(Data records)
[Begin]
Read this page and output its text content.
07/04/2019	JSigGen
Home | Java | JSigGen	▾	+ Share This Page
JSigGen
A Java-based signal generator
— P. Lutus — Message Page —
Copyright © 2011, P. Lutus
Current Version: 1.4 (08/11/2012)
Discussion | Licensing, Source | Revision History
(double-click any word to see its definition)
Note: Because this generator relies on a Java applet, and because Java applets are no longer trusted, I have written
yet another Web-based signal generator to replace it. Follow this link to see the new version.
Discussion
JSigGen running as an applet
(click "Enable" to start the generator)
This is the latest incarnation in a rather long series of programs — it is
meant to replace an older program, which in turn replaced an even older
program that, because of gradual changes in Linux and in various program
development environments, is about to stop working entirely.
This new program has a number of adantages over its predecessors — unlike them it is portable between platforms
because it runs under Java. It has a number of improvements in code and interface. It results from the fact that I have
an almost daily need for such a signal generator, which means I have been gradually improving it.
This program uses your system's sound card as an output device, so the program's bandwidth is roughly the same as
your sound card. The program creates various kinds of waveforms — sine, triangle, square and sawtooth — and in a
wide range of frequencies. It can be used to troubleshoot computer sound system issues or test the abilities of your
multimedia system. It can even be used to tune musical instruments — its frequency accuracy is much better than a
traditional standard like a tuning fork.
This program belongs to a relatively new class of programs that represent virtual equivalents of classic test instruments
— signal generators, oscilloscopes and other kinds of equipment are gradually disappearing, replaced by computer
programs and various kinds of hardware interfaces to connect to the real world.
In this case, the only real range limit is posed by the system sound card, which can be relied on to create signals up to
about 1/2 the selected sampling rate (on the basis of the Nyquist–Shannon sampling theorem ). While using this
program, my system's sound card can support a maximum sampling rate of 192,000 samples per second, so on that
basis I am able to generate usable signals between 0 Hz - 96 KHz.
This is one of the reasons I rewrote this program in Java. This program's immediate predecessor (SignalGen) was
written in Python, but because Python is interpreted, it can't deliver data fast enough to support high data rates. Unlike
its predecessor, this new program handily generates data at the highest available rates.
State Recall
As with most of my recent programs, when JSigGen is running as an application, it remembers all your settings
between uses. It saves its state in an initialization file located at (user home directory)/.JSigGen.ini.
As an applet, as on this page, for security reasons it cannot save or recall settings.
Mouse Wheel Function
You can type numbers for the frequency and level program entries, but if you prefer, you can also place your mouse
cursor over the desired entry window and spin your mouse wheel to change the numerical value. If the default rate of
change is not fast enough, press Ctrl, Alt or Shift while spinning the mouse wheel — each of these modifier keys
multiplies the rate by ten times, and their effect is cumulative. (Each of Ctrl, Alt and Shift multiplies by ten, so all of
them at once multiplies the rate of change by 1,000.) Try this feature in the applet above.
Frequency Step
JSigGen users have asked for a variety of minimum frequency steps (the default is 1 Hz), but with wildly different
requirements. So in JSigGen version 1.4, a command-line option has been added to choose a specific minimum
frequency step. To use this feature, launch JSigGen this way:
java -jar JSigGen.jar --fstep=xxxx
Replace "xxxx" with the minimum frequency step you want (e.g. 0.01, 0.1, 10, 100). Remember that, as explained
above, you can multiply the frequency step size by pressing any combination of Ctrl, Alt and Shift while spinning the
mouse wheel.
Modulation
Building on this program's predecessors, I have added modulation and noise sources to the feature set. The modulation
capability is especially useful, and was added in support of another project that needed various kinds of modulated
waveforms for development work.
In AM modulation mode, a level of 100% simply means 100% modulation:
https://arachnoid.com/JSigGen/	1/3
[End]
Your task is to transcribe the material exactly.

Read this page and output its text content.
07/04/2019	JSigGen
Home | Java | JSigGen	▾	+ Share This Page
JSigGen
A Java-based signal generator
— P. Lutus — Message Page —
Copyright © 2011, P. Lutus
Current Version: 1.4 (08/11/2012)
Discussion | Licensing, Source | Revision History
(double-click any word to see its definition)
Note: Because this generator relies on a Java applet, and because Java applets are no longer trusted, I have written
yet another Web-based signal generator to replace it. Follow this link to see the new version.
Discussion
JSigGen running as an applet
(click "Enable" to start the generator)
This is the latest incarnation in a rather long series of programs — it is
meant to replace an older program, which in turn replaced an even older
program that, because of gradual changes in Linux and in various program
development environments, is about to stop working entirely.
This new program has a number of adantages over its predecessors — unlike them it is portable between platforms
because it runs under Java. It has a number of improvements in code and interface. It results from the fact that I have
an almost daily need for such a signal generator, which means I have been gradually improving it.
This program uses your system's sound card as an output device, so the program's bandwidth is roughly the same as
your sound card. The program creates various kinds of waveforms — sine, triangle, square and sawtooth — and in a
wide range of frequencies. It can be used to troubleshoot computer sound system issues or test the abilities of your
multimedia system. It can even be used to tune musical instruments — its frequency accuracy is much better than a
traditional standard like a tuning fork.
This program belongs to a relatively new class of programs that represent virtual equivalents of classic test instruments
— signal generators, oscilloscopes and other kinds of equipment are gradually disappearing, replaced by computer
programs and various kinds of hardware interfaces to connect to the real world.
In this case, the only real range limit is posed by the system sound card, which can be relied on to create signals up to
about 1/2 the selected sampling rate (on the basis of the Nyquist–Shannon sampling theorem ). While using this
program, my system's sound card can support a maximum sampling rate of 192,000 samples per second, so on that
basis I am able to generate usable signals between 0 Hz - 96 KHz.
This is one of the reasons I rewrote this program in Java. This program's immediate predecessor (SignalGen) was
written in Python, but because Python is interpreted, it can't deliver data fast enough to support high data rates. Unlike
its predecessor, this new program handily generates data at the highest available rates.
State Recall
As with most of my recent programs, when JSigGen is running as an application, it remembers all your settings
between uses. It saves its state in an initialization file located at (user home directory)/.JSigGen.ini.
As an applet, as on this page, for security reasons it cannot save or recall settings.
Mouse Wheel Function
You can type numbers for the frequency and level program entries, but if you prefer, you can also place your mouse
cursor over the desired entry window and spin your mouse wheel to change the numerical value. If the default rate of
change is not fast enough, press Ctrl, Alt or Shift while spinning the mouse wheel — each of these modifier keys
multiplies the rate by ten times, and their effect is cumulative. (Each of Ctrl, Alt and Shift multiplies by ten, so all of
them at once multiplies the rate of change by 1,000.) Try this feature in the applet above.
Frequency Step
JSigGen users have asked for a variety of minimum frequency steps (the default is 1 Hz), but with wildly different
requirements. So in JSigGen version 1.4, a command-line option has been added to choose a specific minimum
frequency step. To use this feature, launch JSigGen this way:
java -jar JSigGen.jar --fstep=xxxx
Replace "xxxx" with the minimum frequency step you want (e.g. 0.01, 0.1, 10, 100). Remember that, as explained
above, you can multiply the frequency step size by pressing any combination of Ctrl, Alt and Shift while spinning the
mouse wheel.
Modulation
Building on this program's predecessors, I have added modulation and noise sources to the feature set. The modulation
capability is especially useful, and was added in support of another project that needed various kinds of modulated
waveforms for development work.
In AM modulation mode, a level of 100% simply means 100% modulation:
https://arachnoid.com/JSigGen/	1/3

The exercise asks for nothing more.